_The problem_
Where does the string "color" appear in the records? Copy every line that contains it.
# Start of Working data
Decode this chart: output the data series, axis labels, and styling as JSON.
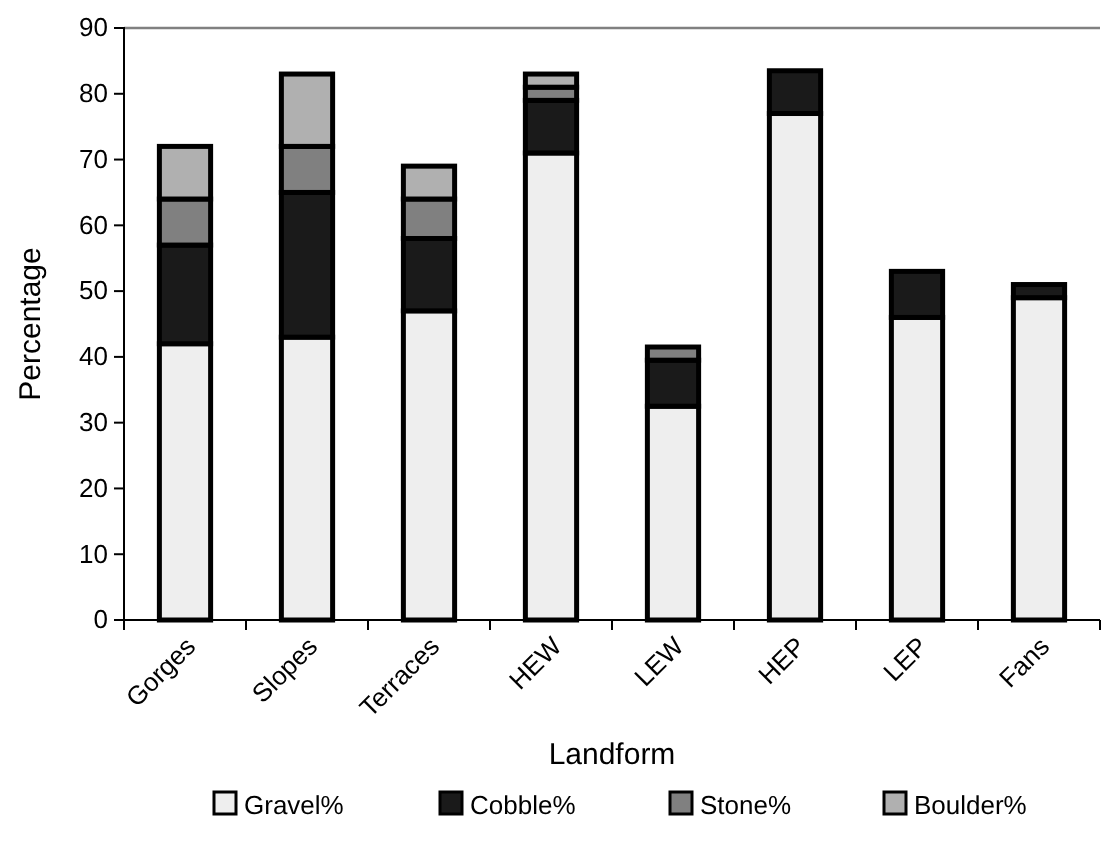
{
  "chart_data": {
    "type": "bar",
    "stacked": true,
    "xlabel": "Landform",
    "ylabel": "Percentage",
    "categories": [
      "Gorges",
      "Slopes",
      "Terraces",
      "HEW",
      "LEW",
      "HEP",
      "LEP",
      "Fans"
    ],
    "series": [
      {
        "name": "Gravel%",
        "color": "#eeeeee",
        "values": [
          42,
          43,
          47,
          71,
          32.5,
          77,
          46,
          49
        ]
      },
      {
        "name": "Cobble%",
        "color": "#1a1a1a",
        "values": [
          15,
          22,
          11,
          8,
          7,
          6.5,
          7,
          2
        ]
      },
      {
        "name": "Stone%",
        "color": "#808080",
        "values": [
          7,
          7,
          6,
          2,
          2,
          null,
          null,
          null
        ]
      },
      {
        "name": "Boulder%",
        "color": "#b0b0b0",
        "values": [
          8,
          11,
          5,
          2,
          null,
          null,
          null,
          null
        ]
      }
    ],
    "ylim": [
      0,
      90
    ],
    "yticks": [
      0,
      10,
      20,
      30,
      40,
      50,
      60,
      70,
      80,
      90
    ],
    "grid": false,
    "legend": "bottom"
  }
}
# End of Working data
# Start of Working data
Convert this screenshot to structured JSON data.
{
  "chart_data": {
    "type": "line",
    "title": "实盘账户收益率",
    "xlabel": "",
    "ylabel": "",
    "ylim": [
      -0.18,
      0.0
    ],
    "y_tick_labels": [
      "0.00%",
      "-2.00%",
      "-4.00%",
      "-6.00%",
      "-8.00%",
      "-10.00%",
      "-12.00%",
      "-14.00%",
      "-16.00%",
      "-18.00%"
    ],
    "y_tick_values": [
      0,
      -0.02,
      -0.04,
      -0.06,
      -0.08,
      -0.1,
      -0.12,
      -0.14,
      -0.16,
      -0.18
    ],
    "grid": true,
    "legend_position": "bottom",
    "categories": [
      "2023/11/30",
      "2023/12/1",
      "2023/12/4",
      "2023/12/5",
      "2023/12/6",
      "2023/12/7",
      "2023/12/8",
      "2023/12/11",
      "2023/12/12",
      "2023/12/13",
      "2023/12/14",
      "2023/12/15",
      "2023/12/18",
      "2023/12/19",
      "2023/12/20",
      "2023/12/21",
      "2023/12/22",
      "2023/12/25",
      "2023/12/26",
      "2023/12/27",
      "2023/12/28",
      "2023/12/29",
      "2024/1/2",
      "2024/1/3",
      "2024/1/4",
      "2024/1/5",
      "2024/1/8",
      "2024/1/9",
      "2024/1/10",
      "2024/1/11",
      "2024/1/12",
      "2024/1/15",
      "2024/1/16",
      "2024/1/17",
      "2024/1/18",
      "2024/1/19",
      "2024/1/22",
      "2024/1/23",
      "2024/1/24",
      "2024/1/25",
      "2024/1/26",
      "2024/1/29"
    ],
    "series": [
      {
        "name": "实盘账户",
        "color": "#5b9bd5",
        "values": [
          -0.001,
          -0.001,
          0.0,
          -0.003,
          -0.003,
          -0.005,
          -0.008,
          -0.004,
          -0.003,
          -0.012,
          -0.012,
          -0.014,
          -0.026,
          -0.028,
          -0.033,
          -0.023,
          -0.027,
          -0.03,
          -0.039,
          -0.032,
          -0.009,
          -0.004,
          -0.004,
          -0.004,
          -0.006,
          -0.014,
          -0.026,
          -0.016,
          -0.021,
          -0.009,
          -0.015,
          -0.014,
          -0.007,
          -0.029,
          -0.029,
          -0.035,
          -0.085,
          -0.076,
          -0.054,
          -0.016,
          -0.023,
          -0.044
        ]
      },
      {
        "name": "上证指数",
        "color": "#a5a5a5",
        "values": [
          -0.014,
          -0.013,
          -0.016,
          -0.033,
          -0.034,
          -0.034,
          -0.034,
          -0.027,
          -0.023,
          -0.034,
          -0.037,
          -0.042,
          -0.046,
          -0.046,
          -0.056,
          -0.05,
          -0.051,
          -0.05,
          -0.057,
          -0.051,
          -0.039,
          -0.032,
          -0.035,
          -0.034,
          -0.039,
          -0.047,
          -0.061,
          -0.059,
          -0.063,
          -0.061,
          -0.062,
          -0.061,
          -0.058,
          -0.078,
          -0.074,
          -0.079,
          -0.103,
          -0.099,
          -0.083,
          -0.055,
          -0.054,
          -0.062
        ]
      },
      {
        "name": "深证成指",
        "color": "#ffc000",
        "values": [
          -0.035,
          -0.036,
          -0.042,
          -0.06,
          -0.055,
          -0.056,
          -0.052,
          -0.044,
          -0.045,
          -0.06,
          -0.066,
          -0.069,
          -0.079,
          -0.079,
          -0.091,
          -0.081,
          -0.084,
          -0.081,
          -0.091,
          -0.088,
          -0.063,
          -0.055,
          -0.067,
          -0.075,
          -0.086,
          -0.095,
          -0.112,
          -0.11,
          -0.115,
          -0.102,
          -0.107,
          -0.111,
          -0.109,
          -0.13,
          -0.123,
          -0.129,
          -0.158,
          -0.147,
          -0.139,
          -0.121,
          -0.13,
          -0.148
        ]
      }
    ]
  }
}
# End of Working data
_Finished answer_
        "color": "#eeeeee",
        "color": "#1a1a1a",
        "color": "#808080",
        "color": "#b0b0b0",
        "color": "#5b9bd5",
        "color": "#a5a5a5",
        "color": "#ffc000",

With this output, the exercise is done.